PASSAGE TO READ »
============================================================

If you modify some source, you may want to run it through
../tools/Lindent before the commit.

In the interest of portability to Window Studio C, please keep variable
definitions at the top of each function or block.
A variable should not be defined after an executable statement.

------------------------------------------------------------

Debug levels:
0: silent
1: show the sizes of files and web pages as they are read and written
2: show the url as you call up a web page,
and http redirection.
3: javascript execution and errors.
   cookies, http codes, form data, and sql statements logged.
4: show the socket connections, and the http headers in and out.
   html syntax errors as per tidy5.
   side effects of running javascript.
   Dynamic node linkage.
5: messages to and from javascript, url resolution, tidy html nodes.
   Tree of nodes internal to edbrowse.
6: show javascript to be executed
7: reformatted regular expressions, breakline chunks,
JSValues allocated and freed.
8: text lines freed, debug garbage collection
9: not used

Casual users should not go beyond db2.
Even developers rarely go beyond db4.

------------------------------------------------------------

Sourcefiles as follows.

src/main.c:
Read and parse the config file.
Entry point.
Command line options.
Invoke mail client if mail options are present.

============================================================

Item position entries »
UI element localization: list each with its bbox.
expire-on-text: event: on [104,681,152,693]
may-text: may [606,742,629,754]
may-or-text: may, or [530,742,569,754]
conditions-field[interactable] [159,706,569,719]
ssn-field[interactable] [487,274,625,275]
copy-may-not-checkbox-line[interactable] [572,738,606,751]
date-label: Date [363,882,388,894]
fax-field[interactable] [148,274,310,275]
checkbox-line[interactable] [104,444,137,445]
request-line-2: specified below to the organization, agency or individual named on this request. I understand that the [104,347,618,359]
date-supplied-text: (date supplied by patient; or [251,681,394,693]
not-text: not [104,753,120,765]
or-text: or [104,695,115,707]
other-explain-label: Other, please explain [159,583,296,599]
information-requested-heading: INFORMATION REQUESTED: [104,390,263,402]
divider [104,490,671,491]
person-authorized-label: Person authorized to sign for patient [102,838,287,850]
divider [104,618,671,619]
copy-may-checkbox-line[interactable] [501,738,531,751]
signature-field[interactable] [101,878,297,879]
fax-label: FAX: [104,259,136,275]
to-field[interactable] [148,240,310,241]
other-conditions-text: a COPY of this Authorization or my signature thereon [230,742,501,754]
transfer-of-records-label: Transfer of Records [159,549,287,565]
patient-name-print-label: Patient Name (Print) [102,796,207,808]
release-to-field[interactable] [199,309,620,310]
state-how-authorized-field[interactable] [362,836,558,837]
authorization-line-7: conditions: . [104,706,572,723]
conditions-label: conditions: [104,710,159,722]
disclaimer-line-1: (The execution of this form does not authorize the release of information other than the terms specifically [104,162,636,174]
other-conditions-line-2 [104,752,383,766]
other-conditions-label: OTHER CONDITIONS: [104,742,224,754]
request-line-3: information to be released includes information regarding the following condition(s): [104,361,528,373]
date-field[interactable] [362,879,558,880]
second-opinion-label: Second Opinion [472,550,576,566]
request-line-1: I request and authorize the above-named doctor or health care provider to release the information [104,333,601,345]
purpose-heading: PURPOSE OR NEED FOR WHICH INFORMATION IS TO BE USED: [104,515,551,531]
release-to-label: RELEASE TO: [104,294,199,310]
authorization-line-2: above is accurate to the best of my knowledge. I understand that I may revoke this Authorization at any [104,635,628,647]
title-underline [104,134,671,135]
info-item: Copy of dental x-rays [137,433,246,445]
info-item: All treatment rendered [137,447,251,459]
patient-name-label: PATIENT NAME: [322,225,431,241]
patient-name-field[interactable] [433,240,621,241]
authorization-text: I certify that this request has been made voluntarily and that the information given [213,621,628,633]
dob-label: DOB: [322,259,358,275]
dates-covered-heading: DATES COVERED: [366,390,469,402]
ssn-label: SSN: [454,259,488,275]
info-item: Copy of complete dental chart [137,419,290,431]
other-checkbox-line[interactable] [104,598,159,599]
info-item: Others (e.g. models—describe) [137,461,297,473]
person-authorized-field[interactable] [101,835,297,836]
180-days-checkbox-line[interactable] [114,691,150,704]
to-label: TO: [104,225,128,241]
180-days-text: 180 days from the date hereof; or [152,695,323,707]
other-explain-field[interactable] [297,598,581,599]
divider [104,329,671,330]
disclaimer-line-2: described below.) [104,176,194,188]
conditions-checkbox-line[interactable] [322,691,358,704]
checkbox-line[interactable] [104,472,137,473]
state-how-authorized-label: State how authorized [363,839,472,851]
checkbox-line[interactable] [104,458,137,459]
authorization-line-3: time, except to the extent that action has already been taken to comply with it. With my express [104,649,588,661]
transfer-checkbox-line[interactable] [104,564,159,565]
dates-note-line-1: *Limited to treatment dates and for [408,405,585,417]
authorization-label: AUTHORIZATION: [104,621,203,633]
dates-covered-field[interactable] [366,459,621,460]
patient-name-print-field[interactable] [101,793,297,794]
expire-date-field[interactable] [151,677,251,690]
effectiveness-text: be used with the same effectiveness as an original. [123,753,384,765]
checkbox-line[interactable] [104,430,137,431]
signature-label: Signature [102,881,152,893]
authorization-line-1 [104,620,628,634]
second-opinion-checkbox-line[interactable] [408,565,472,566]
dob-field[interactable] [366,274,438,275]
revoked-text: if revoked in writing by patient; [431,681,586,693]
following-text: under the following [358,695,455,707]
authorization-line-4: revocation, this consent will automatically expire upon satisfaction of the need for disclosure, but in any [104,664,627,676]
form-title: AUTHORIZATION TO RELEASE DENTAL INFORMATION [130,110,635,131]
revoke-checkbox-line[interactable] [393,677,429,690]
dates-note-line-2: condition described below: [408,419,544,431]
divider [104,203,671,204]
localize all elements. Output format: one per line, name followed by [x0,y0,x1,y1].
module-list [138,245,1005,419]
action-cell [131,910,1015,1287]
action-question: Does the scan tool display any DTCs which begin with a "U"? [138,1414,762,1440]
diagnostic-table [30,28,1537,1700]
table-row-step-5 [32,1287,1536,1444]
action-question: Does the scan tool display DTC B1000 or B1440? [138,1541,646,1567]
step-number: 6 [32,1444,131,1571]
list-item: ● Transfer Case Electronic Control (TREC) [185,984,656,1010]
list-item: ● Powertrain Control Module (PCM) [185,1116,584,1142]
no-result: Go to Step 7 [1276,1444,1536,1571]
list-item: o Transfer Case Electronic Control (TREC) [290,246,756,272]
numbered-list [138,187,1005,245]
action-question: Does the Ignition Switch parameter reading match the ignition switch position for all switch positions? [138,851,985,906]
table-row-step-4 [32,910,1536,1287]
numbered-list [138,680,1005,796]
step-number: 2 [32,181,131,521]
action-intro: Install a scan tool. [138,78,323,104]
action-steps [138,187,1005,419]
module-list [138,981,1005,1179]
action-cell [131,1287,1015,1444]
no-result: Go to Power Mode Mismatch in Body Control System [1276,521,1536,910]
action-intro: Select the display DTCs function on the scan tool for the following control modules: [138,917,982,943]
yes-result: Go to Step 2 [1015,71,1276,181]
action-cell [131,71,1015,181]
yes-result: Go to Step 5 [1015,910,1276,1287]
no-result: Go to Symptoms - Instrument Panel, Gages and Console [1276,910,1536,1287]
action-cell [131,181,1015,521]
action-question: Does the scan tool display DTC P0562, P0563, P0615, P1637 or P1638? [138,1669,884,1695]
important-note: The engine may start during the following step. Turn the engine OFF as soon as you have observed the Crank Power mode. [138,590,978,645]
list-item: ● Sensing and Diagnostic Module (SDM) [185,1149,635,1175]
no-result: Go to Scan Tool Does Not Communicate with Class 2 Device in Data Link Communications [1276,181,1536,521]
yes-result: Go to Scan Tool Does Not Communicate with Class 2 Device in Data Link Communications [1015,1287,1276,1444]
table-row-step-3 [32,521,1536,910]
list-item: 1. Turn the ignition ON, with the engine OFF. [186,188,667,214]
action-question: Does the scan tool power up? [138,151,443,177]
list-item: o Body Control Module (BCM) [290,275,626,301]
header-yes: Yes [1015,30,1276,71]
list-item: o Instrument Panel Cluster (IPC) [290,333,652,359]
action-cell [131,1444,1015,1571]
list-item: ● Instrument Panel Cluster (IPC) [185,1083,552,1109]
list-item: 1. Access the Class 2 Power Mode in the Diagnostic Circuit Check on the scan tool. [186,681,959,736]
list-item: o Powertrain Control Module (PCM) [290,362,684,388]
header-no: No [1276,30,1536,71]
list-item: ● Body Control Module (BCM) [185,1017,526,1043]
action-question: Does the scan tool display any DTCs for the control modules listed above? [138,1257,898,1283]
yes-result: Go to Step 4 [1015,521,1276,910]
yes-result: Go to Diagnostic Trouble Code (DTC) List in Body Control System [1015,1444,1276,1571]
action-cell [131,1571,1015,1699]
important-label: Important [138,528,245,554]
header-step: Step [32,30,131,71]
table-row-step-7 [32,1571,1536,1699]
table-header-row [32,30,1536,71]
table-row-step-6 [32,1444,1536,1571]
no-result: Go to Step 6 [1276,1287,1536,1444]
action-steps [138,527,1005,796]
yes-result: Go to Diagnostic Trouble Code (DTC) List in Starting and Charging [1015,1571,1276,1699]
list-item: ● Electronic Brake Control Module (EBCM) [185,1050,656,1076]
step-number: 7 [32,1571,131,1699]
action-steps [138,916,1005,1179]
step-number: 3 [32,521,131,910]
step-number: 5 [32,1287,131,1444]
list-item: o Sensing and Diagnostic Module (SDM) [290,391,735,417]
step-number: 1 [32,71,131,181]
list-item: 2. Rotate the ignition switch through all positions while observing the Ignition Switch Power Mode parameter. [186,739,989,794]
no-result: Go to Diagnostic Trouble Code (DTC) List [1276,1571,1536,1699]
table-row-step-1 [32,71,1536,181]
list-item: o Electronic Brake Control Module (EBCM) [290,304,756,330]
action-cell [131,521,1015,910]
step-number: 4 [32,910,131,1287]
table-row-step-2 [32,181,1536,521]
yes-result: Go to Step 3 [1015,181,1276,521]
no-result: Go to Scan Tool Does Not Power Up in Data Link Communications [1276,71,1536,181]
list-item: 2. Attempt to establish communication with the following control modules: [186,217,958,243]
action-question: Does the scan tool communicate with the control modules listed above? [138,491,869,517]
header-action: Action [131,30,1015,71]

============================================================

INSTRUCTION A »
Answer these questions using the coding and debug notes.
(i) Where should variable definitions be kept?
(ii) Which debug level shows the socket connections and the http headers in and out?
(iii) Which source file contains the entry point?
INSTRUCTION B » Translate this sentence from the coding and debug notes into Spanish: "A variable should not be defined after an executable statement."

EXPECTED ANSWER A »
(i) At the top of each function or block.
(ii) Level 4.
(iii) src/main.c

EXPECTED ANSWER B » Una variable no debe definirse después de una sentencia ejecutable.